[Entradas de anotación espacial]
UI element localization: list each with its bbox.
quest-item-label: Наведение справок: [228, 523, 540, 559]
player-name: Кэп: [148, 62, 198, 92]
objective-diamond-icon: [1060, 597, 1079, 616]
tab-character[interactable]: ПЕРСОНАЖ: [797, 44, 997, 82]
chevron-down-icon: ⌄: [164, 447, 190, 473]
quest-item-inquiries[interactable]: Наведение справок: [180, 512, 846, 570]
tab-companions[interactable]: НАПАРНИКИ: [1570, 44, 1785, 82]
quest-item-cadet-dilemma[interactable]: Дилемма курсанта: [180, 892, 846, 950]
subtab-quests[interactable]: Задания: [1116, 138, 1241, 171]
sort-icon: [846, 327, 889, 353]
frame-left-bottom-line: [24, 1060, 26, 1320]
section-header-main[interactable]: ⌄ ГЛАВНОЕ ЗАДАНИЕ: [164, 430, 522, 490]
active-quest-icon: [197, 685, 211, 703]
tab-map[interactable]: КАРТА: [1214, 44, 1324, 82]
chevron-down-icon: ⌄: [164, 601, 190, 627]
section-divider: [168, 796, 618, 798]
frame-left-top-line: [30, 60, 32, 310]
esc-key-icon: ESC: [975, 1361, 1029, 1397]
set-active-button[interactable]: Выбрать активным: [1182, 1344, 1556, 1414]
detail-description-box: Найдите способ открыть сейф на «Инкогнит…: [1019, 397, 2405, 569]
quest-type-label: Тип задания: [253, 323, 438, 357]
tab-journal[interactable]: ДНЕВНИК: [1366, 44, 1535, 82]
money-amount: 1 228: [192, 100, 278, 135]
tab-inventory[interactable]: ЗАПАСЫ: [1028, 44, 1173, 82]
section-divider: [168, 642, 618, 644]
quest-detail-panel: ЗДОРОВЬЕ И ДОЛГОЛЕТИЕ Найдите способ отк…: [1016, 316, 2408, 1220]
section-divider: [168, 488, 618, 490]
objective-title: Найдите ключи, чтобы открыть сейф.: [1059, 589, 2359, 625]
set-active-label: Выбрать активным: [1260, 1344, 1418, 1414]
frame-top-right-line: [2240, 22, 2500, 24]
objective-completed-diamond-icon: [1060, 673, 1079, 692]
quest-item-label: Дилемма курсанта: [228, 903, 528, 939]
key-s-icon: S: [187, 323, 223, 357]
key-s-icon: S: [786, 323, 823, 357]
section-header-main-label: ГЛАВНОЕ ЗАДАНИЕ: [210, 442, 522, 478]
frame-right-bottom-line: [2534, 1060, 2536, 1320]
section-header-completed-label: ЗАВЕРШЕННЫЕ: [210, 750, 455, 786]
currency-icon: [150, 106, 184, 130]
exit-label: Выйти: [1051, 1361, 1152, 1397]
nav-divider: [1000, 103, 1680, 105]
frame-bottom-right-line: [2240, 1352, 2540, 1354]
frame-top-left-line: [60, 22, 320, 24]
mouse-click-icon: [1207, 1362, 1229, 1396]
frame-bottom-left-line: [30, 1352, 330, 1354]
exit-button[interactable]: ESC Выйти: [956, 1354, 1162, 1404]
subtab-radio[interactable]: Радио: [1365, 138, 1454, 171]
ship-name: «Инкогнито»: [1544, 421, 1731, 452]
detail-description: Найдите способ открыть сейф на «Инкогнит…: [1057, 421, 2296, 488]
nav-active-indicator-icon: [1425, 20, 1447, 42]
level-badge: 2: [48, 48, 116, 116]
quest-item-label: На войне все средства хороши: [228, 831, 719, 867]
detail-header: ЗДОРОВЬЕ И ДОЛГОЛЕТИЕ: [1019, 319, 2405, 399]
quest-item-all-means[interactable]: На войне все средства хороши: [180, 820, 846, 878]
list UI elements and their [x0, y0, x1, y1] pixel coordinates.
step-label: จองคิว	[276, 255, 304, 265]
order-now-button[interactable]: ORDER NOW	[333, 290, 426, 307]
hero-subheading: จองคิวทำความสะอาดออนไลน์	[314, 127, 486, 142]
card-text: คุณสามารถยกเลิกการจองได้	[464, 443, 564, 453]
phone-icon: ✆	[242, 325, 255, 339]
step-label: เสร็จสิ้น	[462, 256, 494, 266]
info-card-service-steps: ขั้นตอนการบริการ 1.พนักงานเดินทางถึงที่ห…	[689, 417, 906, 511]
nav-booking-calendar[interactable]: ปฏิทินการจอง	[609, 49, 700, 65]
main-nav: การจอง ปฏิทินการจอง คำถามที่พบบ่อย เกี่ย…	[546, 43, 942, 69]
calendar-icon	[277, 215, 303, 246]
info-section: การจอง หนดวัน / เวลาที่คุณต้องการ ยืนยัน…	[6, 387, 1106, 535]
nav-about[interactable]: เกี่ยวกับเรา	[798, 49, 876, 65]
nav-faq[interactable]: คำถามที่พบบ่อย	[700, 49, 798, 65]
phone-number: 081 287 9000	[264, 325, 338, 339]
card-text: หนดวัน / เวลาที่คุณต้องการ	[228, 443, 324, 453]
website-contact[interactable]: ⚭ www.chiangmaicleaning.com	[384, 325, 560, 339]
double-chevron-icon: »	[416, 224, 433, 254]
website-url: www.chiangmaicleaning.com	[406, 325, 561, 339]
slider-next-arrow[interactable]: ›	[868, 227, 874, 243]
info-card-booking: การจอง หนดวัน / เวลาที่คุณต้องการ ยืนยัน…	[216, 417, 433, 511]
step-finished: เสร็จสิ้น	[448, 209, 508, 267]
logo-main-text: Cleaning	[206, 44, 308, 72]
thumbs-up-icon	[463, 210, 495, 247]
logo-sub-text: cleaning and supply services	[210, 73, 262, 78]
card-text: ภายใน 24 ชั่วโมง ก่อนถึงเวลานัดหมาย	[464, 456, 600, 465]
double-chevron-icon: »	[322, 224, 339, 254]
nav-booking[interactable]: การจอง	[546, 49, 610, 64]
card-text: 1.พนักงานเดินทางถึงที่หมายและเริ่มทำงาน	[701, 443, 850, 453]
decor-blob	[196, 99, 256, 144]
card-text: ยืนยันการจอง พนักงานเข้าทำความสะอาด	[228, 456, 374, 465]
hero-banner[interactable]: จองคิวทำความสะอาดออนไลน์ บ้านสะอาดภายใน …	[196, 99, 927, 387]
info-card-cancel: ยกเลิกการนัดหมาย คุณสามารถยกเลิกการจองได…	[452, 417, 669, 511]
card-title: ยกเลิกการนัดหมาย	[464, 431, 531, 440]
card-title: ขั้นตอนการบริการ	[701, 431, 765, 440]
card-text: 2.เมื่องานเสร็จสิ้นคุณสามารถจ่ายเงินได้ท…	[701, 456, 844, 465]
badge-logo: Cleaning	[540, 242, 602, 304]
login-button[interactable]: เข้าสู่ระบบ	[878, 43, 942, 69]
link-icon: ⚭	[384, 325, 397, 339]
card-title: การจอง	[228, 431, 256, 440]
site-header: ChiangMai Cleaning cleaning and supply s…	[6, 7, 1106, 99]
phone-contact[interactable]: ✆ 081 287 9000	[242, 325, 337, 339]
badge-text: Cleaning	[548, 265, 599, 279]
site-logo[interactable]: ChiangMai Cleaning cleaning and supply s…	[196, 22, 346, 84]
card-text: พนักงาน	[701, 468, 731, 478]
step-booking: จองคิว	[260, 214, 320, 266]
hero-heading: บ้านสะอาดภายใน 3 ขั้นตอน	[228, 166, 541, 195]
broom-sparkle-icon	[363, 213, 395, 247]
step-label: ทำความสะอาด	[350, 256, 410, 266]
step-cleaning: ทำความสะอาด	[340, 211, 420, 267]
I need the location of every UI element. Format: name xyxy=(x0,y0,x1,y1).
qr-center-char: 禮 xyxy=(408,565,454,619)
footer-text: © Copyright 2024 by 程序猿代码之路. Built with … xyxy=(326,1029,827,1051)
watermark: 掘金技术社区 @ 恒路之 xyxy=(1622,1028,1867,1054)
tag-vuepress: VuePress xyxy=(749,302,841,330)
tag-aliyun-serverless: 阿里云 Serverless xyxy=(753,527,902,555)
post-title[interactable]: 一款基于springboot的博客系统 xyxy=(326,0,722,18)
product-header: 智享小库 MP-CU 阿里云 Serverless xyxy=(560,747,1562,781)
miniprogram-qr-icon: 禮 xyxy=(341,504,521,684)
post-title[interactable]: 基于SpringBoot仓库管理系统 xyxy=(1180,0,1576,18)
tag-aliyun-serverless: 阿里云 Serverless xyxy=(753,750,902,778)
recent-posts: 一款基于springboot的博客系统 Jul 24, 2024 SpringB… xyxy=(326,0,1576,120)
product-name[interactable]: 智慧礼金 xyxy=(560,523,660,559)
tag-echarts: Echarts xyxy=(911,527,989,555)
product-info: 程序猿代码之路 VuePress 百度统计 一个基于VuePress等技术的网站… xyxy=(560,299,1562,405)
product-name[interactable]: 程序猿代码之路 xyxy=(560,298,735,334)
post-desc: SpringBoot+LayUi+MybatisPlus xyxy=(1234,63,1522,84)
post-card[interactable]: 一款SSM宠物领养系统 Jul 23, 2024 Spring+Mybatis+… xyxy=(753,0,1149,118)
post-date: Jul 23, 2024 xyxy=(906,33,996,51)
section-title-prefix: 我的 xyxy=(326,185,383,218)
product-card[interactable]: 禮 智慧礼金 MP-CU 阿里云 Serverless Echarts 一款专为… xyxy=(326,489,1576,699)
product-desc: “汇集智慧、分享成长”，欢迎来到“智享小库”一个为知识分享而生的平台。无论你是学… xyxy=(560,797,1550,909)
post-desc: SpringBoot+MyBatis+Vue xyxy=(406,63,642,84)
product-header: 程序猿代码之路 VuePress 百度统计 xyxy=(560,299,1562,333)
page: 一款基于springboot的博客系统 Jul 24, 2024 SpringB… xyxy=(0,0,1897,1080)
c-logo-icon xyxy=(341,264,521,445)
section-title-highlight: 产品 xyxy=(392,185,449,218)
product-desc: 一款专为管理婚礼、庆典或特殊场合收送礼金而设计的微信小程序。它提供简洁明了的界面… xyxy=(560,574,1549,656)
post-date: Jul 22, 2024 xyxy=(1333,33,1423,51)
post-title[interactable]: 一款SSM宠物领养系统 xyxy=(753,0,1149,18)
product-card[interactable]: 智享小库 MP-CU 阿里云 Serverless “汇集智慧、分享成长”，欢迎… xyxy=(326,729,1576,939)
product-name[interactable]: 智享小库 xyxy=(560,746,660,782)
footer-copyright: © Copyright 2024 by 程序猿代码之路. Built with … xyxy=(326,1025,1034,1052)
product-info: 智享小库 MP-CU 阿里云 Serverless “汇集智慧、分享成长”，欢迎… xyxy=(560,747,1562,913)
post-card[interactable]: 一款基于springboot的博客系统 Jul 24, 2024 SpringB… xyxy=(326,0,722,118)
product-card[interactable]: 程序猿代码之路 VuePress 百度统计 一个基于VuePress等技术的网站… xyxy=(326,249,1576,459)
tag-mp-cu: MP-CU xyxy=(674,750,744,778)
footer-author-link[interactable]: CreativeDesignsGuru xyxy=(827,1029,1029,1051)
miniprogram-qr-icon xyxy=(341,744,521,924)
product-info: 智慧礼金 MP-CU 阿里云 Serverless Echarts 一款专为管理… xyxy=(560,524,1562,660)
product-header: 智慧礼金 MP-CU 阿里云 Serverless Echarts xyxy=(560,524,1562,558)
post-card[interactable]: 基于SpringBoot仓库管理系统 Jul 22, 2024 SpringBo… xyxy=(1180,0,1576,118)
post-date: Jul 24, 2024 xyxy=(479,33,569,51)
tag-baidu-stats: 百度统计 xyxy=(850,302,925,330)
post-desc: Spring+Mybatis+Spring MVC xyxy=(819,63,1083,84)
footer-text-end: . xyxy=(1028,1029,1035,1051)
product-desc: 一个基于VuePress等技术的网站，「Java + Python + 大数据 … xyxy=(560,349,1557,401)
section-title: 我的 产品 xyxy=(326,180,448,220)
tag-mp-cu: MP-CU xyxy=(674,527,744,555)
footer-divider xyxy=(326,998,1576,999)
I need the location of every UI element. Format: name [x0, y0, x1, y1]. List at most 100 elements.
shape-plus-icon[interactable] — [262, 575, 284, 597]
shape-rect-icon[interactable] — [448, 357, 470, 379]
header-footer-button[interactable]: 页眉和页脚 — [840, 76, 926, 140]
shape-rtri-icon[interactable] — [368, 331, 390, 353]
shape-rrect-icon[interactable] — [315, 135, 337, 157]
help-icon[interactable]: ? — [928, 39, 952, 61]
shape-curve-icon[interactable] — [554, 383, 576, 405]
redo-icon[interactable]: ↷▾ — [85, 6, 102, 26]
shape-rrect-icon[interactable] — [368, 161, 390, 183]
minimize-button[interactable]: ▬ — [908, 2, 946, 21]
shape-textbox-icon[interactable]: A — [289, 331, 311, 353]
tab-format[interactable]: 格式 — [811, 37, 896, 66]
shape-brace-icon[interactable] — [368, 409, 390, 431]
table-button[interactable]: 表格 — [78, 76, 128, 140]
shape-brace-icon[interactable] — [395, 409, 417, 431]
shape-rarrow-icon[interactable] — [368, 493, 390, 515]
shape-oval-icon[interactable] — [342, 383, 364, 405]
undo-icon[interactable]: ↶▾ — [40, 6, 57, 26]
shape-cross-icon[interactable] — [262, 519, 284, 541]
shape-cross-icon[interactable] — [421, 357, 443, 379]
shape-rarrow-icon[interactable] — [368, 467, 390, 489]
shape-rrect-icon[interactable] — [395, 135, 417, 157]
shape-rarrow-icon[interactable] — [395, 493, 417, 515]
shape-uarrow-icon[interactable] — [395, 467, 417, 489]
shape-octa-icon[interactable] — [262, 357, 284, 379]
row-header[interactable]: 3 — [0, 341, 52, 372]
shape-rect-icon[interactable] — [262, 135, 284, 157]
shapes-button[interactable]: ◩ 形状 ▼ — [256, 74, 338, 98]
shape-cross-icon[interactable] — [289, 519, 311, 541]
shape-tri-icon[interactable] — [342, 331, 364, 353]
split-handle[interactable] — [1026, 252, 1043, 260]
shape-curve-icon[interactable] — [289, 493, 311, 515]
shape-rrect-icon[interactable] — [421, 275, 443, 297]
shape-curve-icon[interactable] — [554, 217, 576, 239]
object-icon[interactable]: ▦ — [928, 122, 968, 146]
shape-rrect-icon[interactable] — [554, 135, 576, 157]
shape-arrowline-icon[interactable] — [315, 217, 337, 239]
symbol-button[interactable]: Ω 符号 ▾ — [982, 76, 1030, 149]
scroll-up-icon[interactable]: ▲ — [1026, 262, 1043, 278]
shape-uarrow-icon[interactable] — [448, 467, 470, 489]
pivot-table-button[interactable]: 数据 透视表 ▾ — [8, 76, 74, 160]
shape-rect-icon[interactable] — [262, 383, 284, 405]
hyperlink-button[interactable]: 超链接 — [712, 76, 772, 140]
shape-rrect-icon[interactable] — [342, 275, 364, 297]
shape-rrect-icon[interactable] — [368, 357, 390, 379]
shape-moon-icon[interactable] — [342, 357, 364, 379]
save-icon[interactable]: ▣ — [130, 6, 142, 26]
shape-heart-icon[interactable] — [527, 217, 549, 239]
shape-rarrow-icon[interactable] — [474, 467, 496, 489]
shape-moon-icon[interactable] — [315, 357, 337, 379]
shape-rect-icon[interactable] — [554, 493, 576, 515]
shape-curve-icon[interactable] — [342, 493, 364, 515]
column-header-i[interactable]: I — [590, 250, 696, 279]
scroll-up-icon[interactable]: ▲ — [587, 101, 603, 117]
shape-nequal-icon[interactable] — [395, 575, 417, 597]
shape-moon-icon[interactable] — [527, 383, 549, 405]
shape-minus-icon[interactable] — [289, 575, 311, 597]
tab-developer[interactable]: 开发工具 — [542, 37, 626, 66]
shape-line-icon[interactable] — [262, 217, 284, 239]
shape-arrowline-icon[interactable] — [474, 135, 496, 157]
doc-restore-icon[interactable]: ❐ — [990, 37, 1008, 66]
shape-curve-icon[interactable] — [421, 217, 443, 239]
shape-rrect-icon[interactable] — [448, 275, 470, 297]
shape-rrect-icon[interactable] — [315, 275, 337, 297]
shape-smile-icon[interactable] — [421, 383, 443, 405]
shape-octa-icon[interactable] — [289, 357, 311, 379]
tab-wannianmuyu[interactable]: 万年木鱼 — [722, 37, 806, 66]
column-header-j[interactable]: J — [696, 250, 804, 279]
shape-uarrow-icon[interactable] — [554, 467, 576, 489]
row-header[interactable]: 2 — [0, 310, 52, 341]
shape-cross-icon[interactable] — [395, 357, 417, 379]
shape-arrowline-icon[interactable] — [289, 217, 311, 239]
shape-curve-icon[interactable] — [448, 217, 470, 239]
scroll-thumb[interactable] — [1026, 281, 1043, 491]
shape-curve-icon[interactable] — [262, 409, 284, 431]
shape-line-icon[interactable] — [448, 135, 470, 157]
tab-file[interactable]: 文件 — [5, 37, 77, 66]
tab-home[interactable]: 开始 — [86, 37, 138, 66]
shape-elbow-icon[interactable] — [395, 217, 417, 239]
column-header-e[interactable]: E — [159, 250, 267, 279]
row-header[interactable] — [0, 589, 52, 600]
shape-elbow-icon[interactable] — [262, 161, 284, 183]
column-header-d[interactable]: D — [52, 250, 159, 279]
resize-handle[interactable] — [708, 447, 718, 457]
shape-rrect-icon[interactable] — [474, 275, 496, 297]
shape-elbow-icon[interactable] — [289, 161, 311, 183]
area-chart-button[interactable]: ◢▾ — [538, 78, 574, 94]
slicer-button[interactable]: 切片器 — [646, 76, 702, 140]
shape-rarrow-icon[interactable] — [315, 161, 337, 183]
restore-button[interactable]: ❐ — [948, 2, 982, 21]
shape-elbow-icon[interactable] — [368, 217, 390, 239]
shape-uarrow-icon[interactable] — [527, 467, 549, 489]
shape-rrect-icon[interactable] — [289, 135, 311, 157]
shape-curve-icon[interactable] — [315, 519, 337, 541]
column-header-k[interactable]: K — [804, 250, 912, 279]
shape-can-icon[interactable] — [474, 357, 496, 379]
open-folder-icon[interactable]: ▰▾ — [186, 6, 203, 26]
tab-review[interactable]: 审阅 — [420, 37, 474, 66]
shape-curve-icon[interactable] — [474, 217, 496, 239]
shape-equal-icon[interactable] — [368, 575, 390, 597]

» TAREA: Reescribe los registros desde el comienzo hasta la línea con "objective-completed-diamond-icon: [1060, 673, 1079, 692]", ambas incluidas, cambiando "section-divider" por "section-separator" y manteniendo todo lo demás idéntico.

» SOLUCIÓN:
UI element localization: list each with its bbox.
quest-item-label: Наведение справок: [228, 523, 540, 559]
player-name: Кэп: [148, 62, 198, 92]
objective-diamond-icon: [1060, 597, 1079, 616]
tab-character[interactable]: ПЕРСОНАЖ: [797, 44, 997, 82]
chevron-down-icon: ⌄: [164, 447, 190, 473]
quest-item-inquiries[interactable]: Наведение справок: [180, 512, 846, 570]
tab-companions[interactable]: НАПАРНИКИ: [1570, 44, 1785, 82]
quest-item-cadet-dilemma[interactable]: Дилемма курсанта: [180, 892, 846, 950]
subtab-quests[interactable]: Задания: [1116, 138, 1241, 171]
sort-icon: [846, 327, 889, 353]
frame-left-bottom-line: [24, 1060, 26, 1320]
section-header-main[interactable]: ⌄ ГЛАВНОЕ ЗАДАНИЕ: [164, 430, 522, 490]
active-quest-icon: [197, 685, 211, 703]
tab-map[interactable]: КАРТА: [1214, 44, 1324, 82]
chevron-down-icon: ⌄: [164, 601, 190, 627]
section-separator: [168, 796, 618, 798]
frame-left-top-line: [30, 60, 32, 310]
esc-key-icon: ESC: [975, 1361, 1029, 1397]
set-active-button[interactable]: Выбрать активным: [1182, 1344, 1556, 1414]
detail-description-box: Найдите способ открыть сейф на «Инкогнит…: [1019, 397, 2405, 569]
quest-type-label: Тип задания: [253, 323, 438, 357]
tab-journal[interactable]: ДНЕВНИК: [1366, 44, 1535, 82]
money-amount: 1 228: [192, 100, 278, 135]
tab-inventory[interactable]: ЗАПАСЫ: [1028, 44, 1173, 82]
section-separator: [168, 642, 618, 644]
quest-detail-panel: ЗДОРОВЬЕ И ДОЛГОЛЕТИЕ Найдите способ отк…: [1016, 316, 2408, 1220]
section-separator: [168, 488, 618, 490]
objective-title: Найдите ключи, чтобы открыть сейф.: [1059, 589, 2359, 625]
set-active-label: Выбрать активным: [1260, 1344, 1418, 1414]
frame-top-right-line: [2240, 22, 2500, 24]
objective-completed-diamond-icon: [1060, 673, 1079, 692]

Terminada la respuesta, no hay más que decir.